- Do this -
Print every line of the records from the line with "legend-label: Salpeter STELIB, N" up to and including the line with "age-vs-mass-panel: 10.0 10.5", without changing anything in them.

- Data for this exercise -
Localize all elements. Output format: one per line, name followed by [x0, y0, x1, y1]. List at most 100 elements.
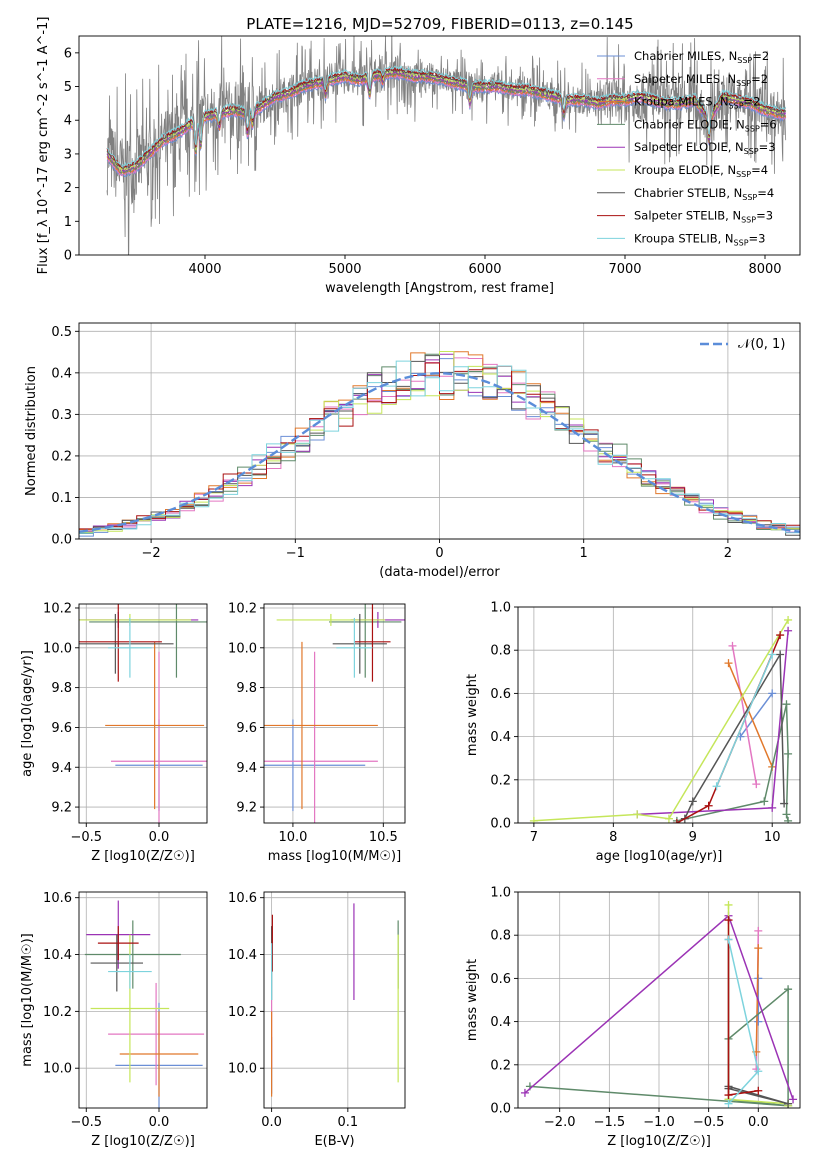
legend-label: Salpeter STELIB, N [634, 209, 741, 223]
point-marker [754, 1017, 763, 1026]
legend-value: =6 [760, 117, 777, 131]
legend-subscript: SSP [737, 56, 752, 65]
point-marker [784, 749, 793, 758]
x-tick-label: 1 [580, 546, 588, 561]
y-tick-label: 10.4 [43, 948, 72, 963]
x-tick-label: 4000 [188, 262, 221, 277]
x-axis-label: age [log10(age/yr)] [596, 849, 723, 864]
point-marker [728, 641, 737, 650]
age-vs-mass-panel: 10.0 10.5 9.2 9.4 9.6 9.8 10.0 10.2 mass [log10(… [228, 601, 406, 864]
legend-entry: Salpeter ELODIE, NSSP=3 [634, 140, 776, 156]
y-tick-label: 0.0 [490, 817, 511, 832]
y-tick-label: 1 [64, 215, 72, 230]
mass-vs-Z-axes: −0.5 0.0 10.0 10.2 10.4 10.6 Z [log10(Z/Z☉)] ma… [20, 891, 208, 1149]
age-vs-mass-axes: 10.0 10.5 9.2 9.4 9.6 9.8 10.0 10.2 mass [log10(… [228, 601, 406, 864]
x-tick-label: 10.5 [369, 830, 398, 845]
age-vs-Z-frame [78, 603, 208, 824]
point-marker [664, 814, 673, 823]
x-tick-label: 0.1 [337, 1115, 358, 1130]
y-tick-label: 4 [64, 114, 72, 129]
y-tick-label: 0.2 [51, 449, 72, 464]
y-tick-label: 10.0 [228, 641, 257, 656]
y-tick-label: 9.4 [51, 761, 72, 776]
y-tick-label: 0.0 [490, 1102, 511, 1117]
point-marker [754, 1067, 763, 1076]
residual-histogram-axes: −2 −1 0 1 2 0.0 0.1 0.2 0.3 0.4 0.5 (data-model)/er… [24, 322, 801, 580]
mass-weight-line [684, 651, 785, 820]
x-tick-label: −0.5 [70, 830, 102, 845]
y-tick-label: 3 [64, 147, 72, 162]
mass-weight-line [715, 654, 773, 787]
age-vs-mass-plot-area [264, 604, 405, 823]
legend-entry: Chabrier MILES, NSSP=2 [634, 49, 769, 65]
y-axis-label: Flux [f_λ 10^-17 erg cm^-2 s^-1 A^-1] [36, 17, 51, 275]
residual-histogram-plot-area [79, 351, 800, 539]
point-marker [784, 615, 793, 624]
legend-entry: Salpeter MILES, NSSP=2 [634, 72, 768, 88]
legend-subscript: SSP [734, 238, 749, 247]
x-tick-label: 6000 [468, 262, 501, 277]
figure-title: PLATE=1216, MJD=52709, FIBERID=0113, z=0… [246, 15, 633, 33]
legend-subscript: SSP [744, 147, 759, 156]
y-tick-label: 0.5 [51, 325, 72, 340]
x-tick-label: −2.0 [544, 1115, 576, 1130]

- Answer below -
legend-label: Salpeter STELIB, N [634, 209, 741, 223]
point-marker [754, 1017, 763, 1026]
legend-value: =6 [760, 117, 777, 131]
legend-subscript: SSP [737, 56, 752, 65]
point-marker [784, 749, 793, 758]
x-tick-label: 1 [580, 546, 588, 561]
y-tick-label: 10.4 [43, 948, 72, 963]
x-tick-label: 4000 [188, 262, 221, 277]
x-axis-label: age [log10(age/yr)] [596, 849, 723, 864]
point-marker [728, 641, 737, 650]
age-vs-mass-panel: 10.0 10.5 9.2 9.4 9.6 9.8 10.0 10.2 mass [log10(… [228, 601, 406, 864]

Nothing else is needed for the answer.